Determine how many lines contain the string "from" and reply with that number alone.

_Data extract_
* Begin *

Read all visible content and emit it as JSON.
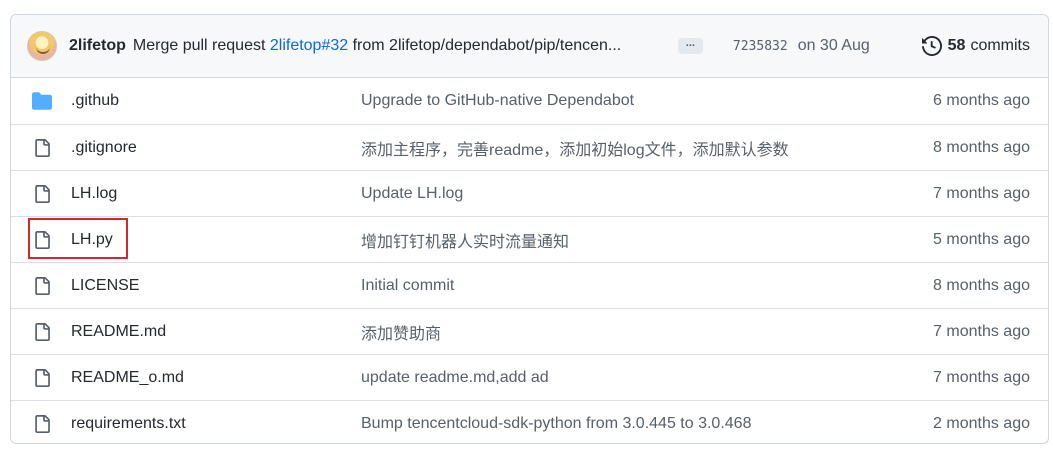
{
  "commit": {
    "author": "2lifetop",
    "message_prefix": "Merge pull request",
    "pr_ref": "2lifetop#32",
    "message_suffix": "from 2lifetop/dependabot/pip/tencen...",
    "ellipsis": "...",
    "sha": "7235832",
    "date": "on 30 Aug",
    "commit_count": "58",
    "commits_label": "commits"
  },
  "files": [
    {
      "name": ".github",
      "type": "folder",
      "message": "Upgrade to GitHub-native Dependabot",
      "age": "6 months ago"
    },
    {
      "name": ".gitignore",
      "type": "file",
      "message": "添加主程序，完善readme，添加初始log文件，添加默认参数",
      "age": "8 months ago"
    },
    {
      "name": "LH.log",
      "type": "file",
      "message": "Update LH.log",
      "age": "7 months ago"
    },
    {
      "name": "LH.py",
      "type": "file",
      "message": "增加钉钉机器人实时流量通知",
      "age": "5 months ago"
    },
    {
      "name": "LICENSE",
      "type": "file",
      "message": "Initial commit",
      "age": "8 months ago"
    },
    {
      "name": "README.md",
      "type": "file",
      "message": "添加赞助商",
      "age": "7 months ago"
    },
    {
      "name": "README_o.md",
      "type": "file",
      "message": "update readme.md,add ad",
      "age": "7 months ago"
    },
    {
      "name": "requirements.txt",
      "type": "file",
      "message": "Bump tencentcloud-sdk-python from 3.0.445 to 3.0.468",
      "age": "2 months ago"
    }
  ],
  "colors": {
    "folder": "#54aeff",
    "file_icon": "#57606a",
    "link": "#0969da",
    "highlight": "#d62828"
  },
  "icons": {
    "folder": "folder-icon",
    "file": "file-icon",
    "history": "history-icon"
  }
}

* End *

_Solved problem_
2